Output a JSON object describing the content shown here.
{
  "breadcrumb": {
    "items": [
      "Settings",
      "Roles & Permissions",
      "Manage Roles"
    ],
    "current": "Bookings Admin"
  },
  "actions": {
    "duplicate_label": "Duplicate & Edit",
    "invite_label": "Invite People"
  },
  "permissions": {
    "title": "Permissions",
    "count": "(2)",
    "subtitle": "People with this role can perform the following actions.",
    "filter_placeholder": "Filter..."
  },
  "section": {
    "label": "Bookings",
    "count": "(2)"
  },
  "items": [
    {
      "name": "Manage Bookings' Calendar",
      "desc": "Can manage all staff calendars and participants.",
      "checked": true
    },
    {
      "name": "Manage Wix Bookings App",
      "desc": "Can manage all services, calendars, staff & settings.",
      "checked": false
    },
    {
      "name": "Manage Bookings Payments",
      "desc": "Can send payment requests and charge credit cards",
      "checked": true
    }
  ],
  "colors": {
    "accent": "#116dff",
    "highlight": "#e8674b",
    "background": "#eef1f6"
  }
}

# # # #

◆ **AIM**
Copy out all of the data exactly, leaving nothing out.

◆ **ANSWER TO THIS EXERCISE**
Output a JSON object describing the content shown here.
{
  "breadcrumb": {
    "items": [
      "Settings",
      "Roles & Permissions",
      "Manage Roles"
    ],
    "current": "Bookings Admin"
  },
  "actions": {
    "duplicate_label": "Duplicate & Edit",
    "invite_label": "Invite People"
  },
  "permissions": {
    "title": "Permissions",
    "count": "(2)",
    "subtitle": "People with this role can perform the following actions.",
    "filter_placeholder": "Filter..."
  },
  "section": {
    "label": "Bookings",
    "count": "(2)"
  },
  "items": [
    {
      "name": "Manage Bookings' Calendar",
      "desc": "Can manage all staff calendars and participants.",
      "checked": true
    },
    {
      "name": "Manage Wix Bookings App",
      "desc": "Can manage all services, calendars, staff & settings.",
      "checked": false
    },
    {
      "name": "Manage Bookings Payments",
      "desc": "Can send payment requests and charge credit cards",
      "checked": true
    }
  ],
  "colors": {
    "accent": "#116dff",
    "highlight": "#e8674b",
    "background": "#eef1f6"
  }
}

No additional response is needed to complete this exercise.